Make an exact copy of all the entries, but do not reproduce the pictures.

START

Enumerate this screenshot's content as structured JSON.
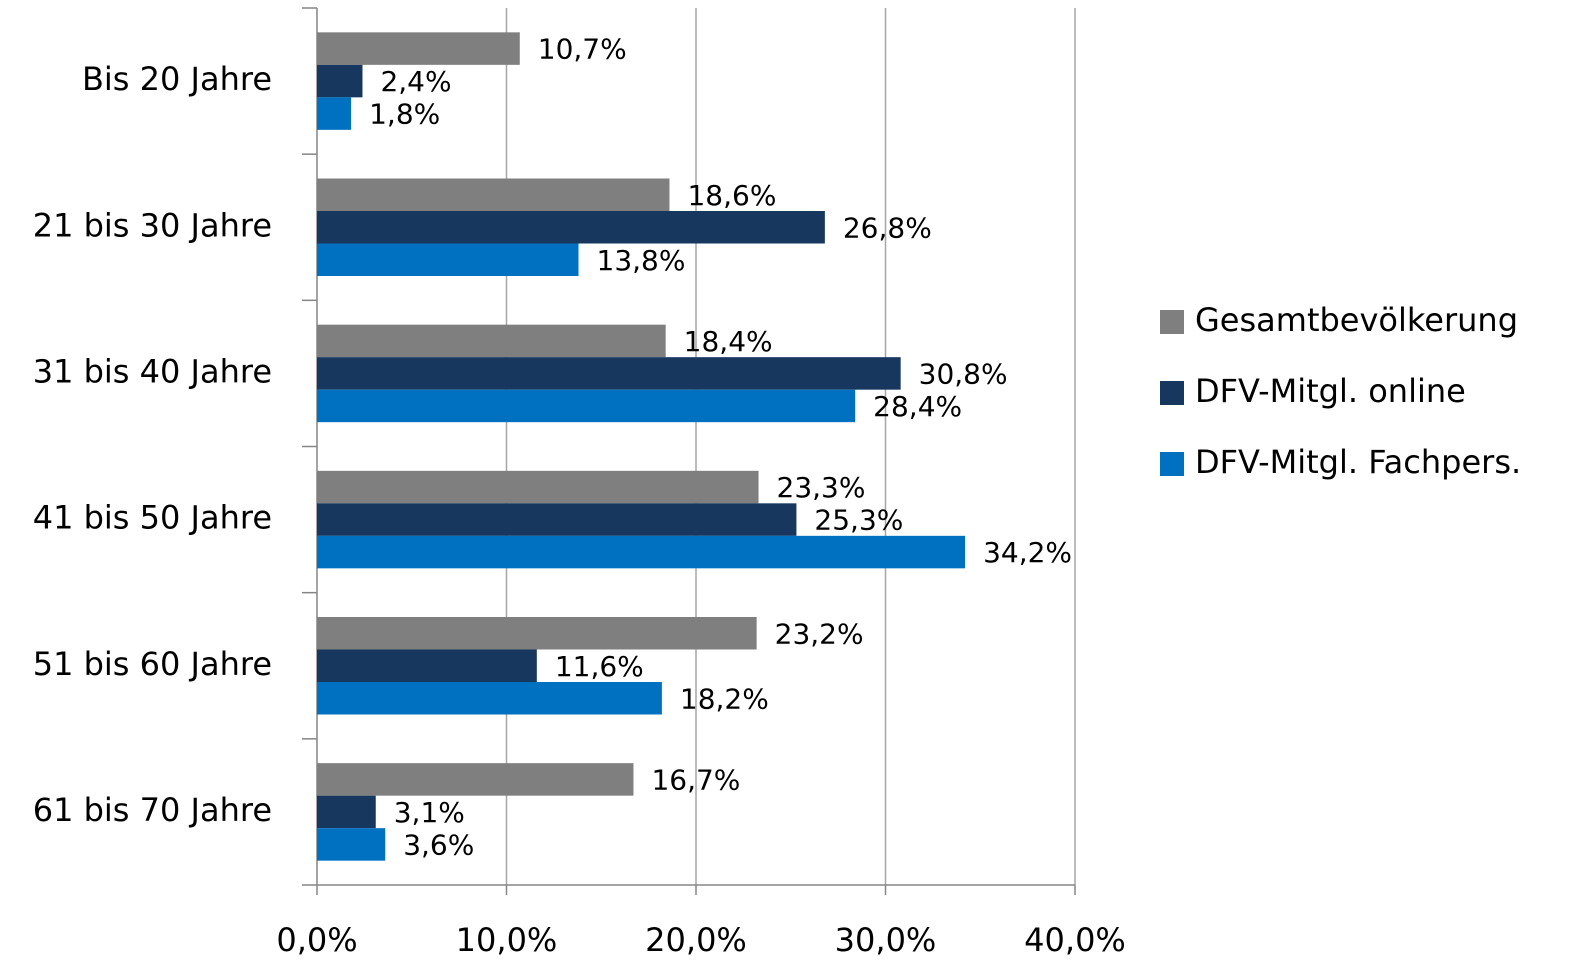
{
  "chart_data": {
    "type": "hbar",
    "categories": [
      "Bis 20 Jahre",
      "21 bis 30 Jahre",
      "31 bis 40 Jahre",
      "41 bis 50 Jahre",
      "51 bis 60 Jahre",
      "61 bis 70 Jahre"
    ],
    "series": [
      {
        "name": "Gesamtbevölkerung",
        "color": "#7f7f7f",
        "values": [
          10.7,
          18.6,
          18.4,
          23.3,
          23.2,
          16.7
        ],
        "value_labels": [
          "10,7%",
          "18,6%",
          "18,4%",
          "23,3%",
          "23,2%",
          "16,7%"
        ]
      },
      {
        "name": "DFV-Mitgl. online",
        "color": "#17375e",
        "values": [
          2.4,
          26.8,
          30.8,
          25.3,
          11.6,
          3.1
        ],
        "value_labels": [
          "2,4%",
          "26,8%",
          "30,8%",
          "25,3%",
          "11,6%",
          "3,1%"
        ]
      },
      {
        "name": "DFV-Mitgl. Fachpers.",
        "color": "#0070c0",
        "values": [
          1.8,
          13.8,
          28.4,
          34.2,
          18.2,
          3.6
        ],
        "value_labels": [
          "1,8%",
          "13,8%",
          "28,4%",
          "34,2%",
          "18,2%",
          "3,6%"
        ]
      }
    ],
    "xlim": [
      0,
      40
    ],
    "xticks": [
      {
        "value": 0,
        "label": "0,0%"
      },
      {
        "value": 10,
        "label": "10,0%"
      },
      {
        "value": 20,
        "label": "20,0%"
      },
      {
        "value": 30,
        "label": "30,0%"
      },
      {
        "value": 40,
        "label": "40,0%"
      }
    ],
    "grid": true,
    "legend": "right"
  }
}
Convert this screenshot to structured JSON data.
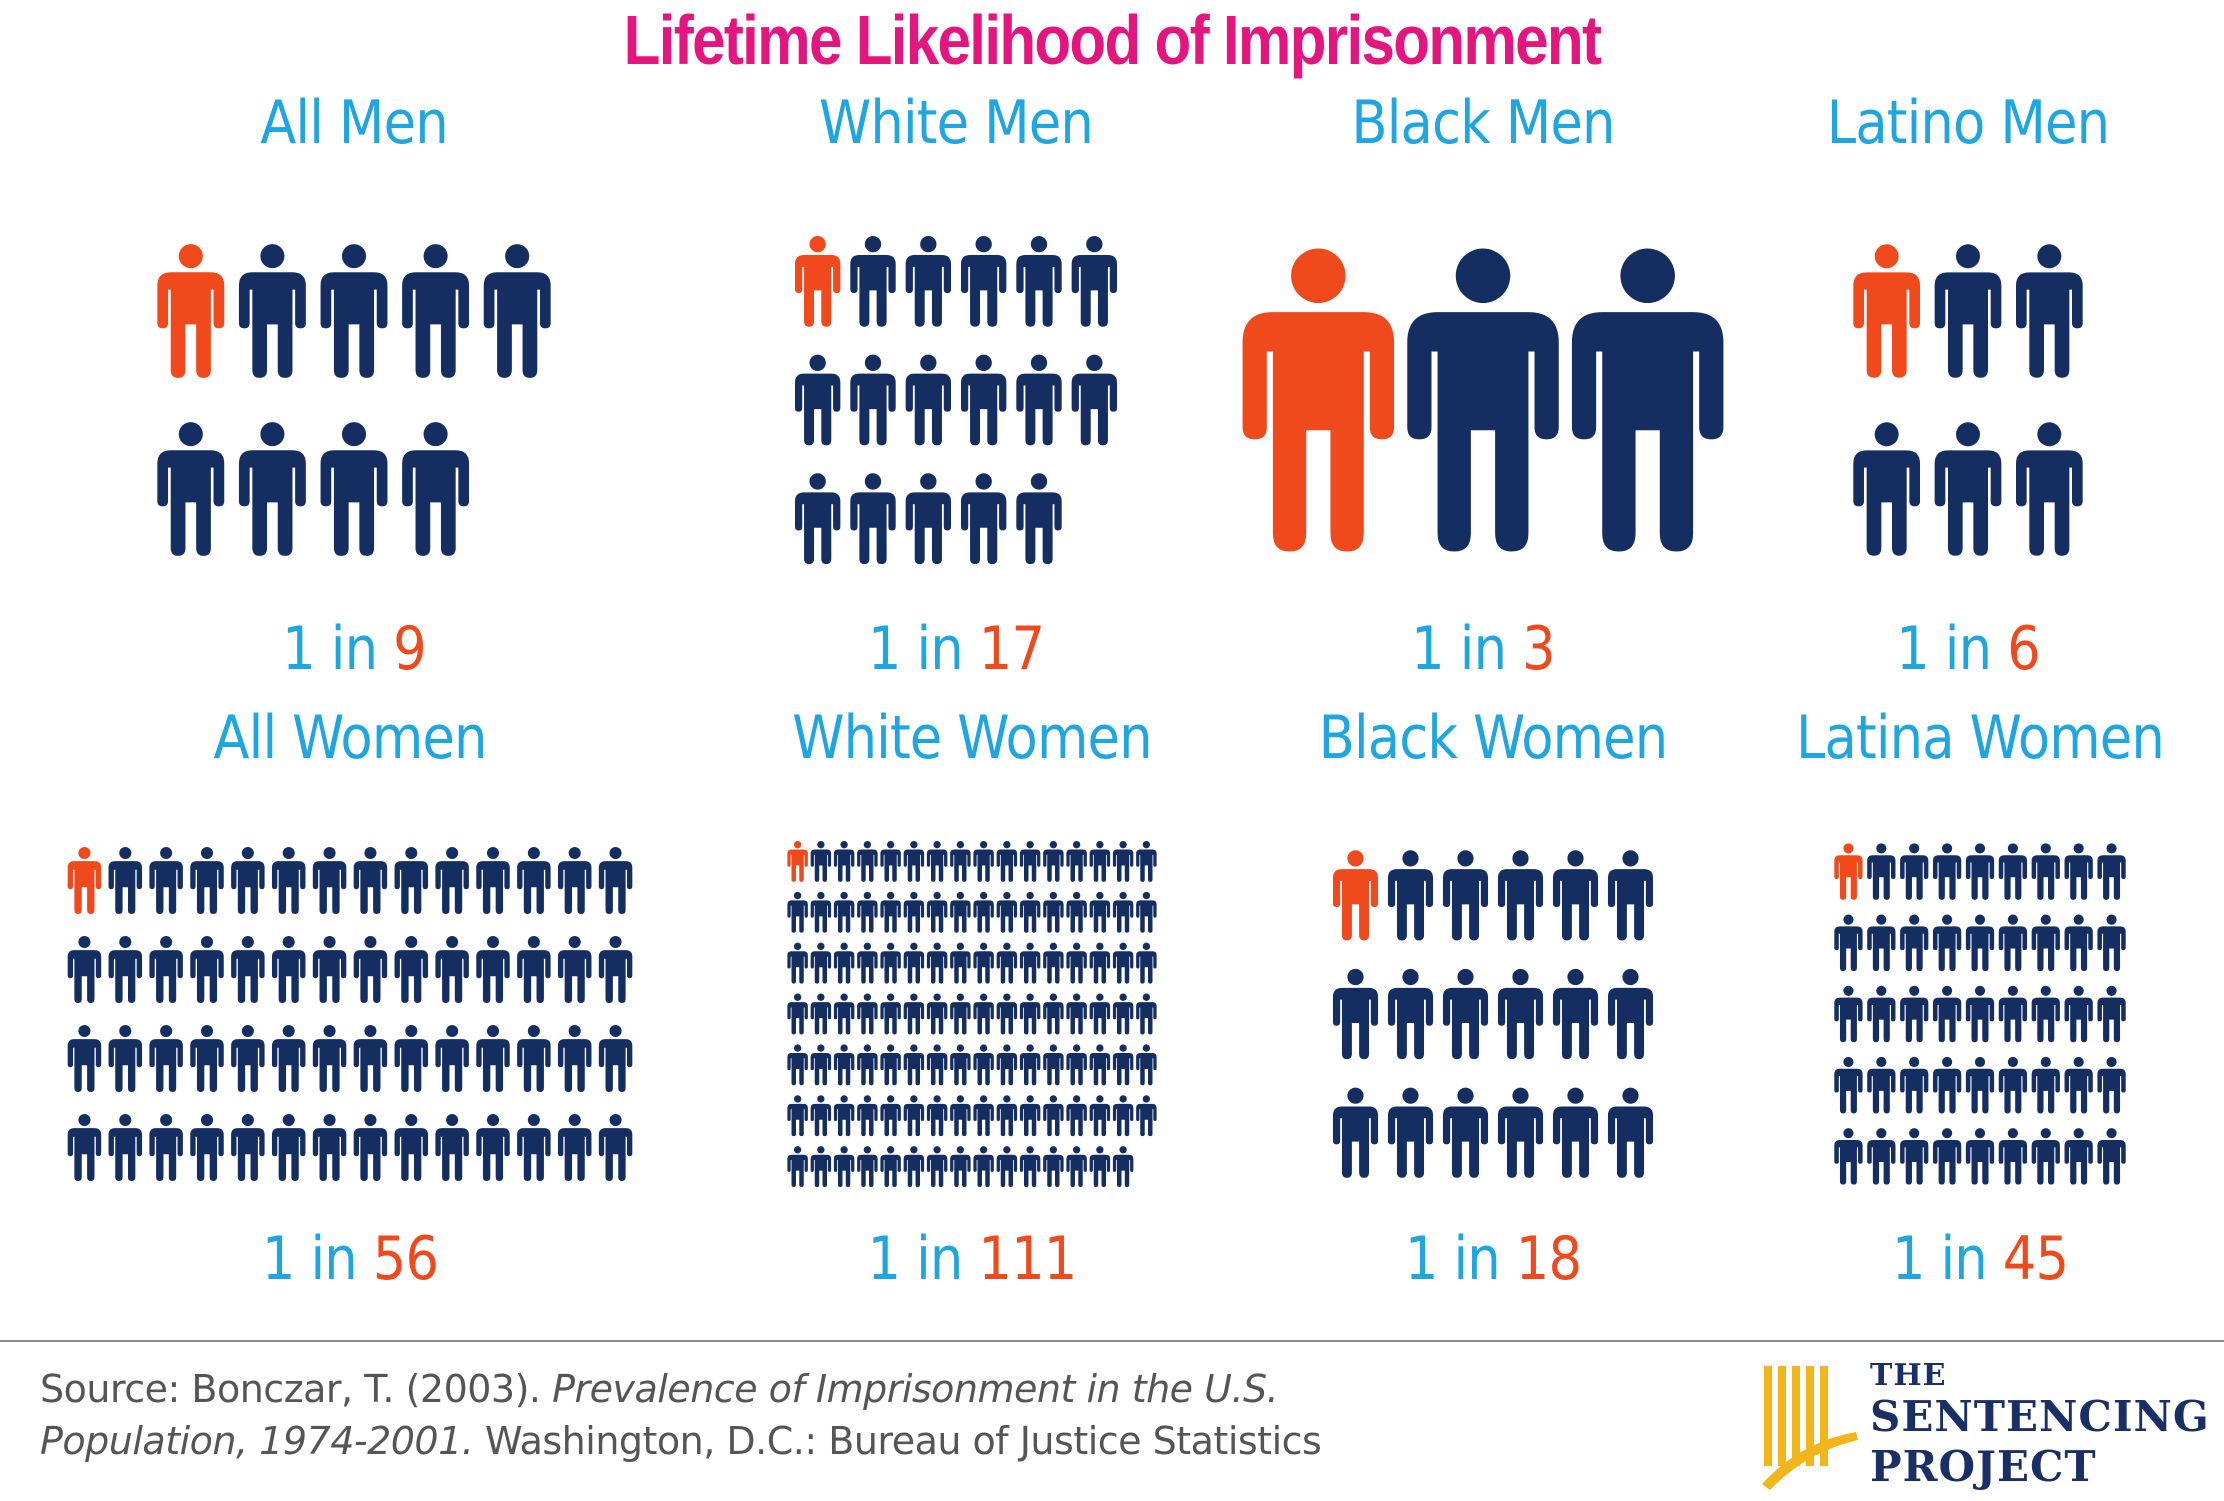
{
  "title": "Lifetime Likelihood of Imprisonment",
  "colors": {
    "title": "#e4157f",
    "label": "#1ea6e2",
    "highlight": "#f0491c",
    "figure": "#152e62",
    "logo_gold": "#f2b51a",
    "logo_text": "#1a2f66"
  },
  "chart_data": {
    "type": "pictograph",
    "icon": "person-icon",
    "panels": [
      {
        "label": "All Men",
        "ratio_prefix": "1 in ",
        "ratio_value": "9",
        "value": 9
      },
      {
        "label": "White Men",
        "ratio_prefix": "1 in ",
        "ratio_value": "17",
        "value": 17
      },
      {
        "label": "Black Men",
        "ratio_prefix": "1 in ",
        "ratio_value": "3",
        "value": 3
      },
      {
        "label": "Latino Men",
        "ratio_prefix": "1 in ",
        "ratio_value": "6",
        "value": 6
      },
      {
        "label": "All Women",
        "ratio_prefix": "1 in ",
        "ratio_value": "56",
        "value": 56
      },
      {
        "label": "White Women",
        "ratio_prefix": "1 in ",
        "ratio_value": "111",
        "value": 111
      },
      {
        "label": "Black Women",
        "ratio_prefix": "1 in ",
        "ratio_value": "18",
        "value": 18
      },
      {
        "label": "Latina Women",
        "ratio_prefix": "1 in ",
        "ratio_value": "45",
        "value": 45
      }
    ]
  },
  "source": {
    "prefix": "Source: Bonczar, T. (2003). ",
    "italic": "Prevalence of Imprisonment in the U.S. Population, 1974-2001.",
    "suffix": " Washington, D.C.: Bureau of Justice Statistics"
  },
  "logo": {
    "line1": "THE",
    "line2": "SENTENCING",
    "line3": "PROJECT",
    "icon": "pillars-logo-icon"
  }
}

END

--- In response ---
Enumerate this screenshot's content as structured JSON.
{
  "chart_data": {
    "type": "hbar",
    "categories": [
      "Bis 20 Jahre",
      "21 bis 30 Jahre",
      "31 bis 40 Jahre",
      "41 bis 50 Jahre",
      "51 bis 60 Jahre",
      "61 bis 70 Jahre"
    ],
    "series": [
      {
        "name": "Gesamtbevölkerung",
        "color": "#7f7f7f",
        "values": [
          10.7,
          18.6,
          18.4,
          23.3,
          23.2,
          16.7
        ],
        "value_labels": [
          "10,7%",
          "18,6%",
          "18,4%",
          "23,3%",
          "23,2%",
          "16,7%"
        ]
      },
      {
        "name": "DFV-Mitgl. online",
        "color": "#17375e",
        "values": [
          2.4,
          26.8,
          30.8,
          25.3,
          11.6,
          3.1
        ],
        "value_labels": [
          "2,4%",
          "26,8%",
          "30,8%",
          "25,3%",
          "11,6%",
          "3,1%"
        ]
      },
      {
        "name": "DFV-Mitgl. Fachpers.",
        "color": "#0070c0",
        "values": [
          1.8,
          13.8,
          28.4,
          34.2,
          18.2,
          3.6
        ],
        "value_labels": [
          "1,8%",
          "13,8%",
          "28,4%",
          "34,2%",
          "18,2%",
          "3,6%"
        ]
      }
    ],
    "xlim": [
      0,
      40
    ],
    "xticks": [
      {
        "value": 0,
        "label": "0,0%"
      },
      {
        "value": 10,
        "label": "10,0%"
      },
      {
        "value": 20,
        "label": "20,0%"
      },
      {
        "value": 30,
        "label": "30,0%"
      },
      {
        "value": 40,
        "label": "40,0%"
      }
    ],
    "grid": true,
    "legend": "right"
  }
}
Convert this screenshot to structured JSON data.
{
  "title": "Lifetime Likelihood of Imprisonment",
  "colors": {
    "title": "#e4157f",
    "label": "#1ea6e2",
    "highlight": "#f0491c",
    "figure": "#152e62",
    "logo_gold": "#f2b51a",
    "logo_text": "#1a2f66"
  },
  "chart_data": {
    "type": "pictograph",
    "icon": "person-icon",
    "panels": [
      {
        "label": "All Men",
        "ratio_prefix": "1 in ",
        "ratio_value": "9",
        "value": 9
      },
      {
        "label": "White Men",
        "ratio_prefix": "1 in ",
        "ratio_value": "17",
        "value": 17
      },
      {
        "label": "Black Men",
        "ratio_prefix": "1 in ",
        "ratio_value": "3",
        "value": 3
      },
      {
        "label": "Latino Men",
        "ratio_prefix": "1 in ",
        "ratio_value": "6",
        "value": 6
      },
      {
        "label": "All Women",
        "ratio_prefix": "1 in ",
        "ratio_value": "56",
        "value": 56
      },
      {
        "label": "White Women",
        "ratio_prefix": "1 in ",
        "ratio_value": "111",
        "value": 111
      },
      {
        "label": "Black Women",
        "ratio_prefix": "1 in ",
        "ratio_value": "18",
        "value": 18
      },
      {
        "label": "Latina Women",
        "ratio_prefix": "1 in ",
        "ratio_value": "45",
        "value": 45
      }
    ]
  },
  "source": {
    "prefix": "Source: Bonczar, T. (2003). ",
    "italic": "Prevalence of Imprisonment in the U.S. Population, 1974-2001.",
    "suffix": " Washington, D.C.: Bureau of Justice Statistics"
  },
  "logo": {
    "line1": "THE",
    "line2": "SENTENCING",
    "line3": "PROJECT",
    "icon": "pillars-logo-icon"
  }
}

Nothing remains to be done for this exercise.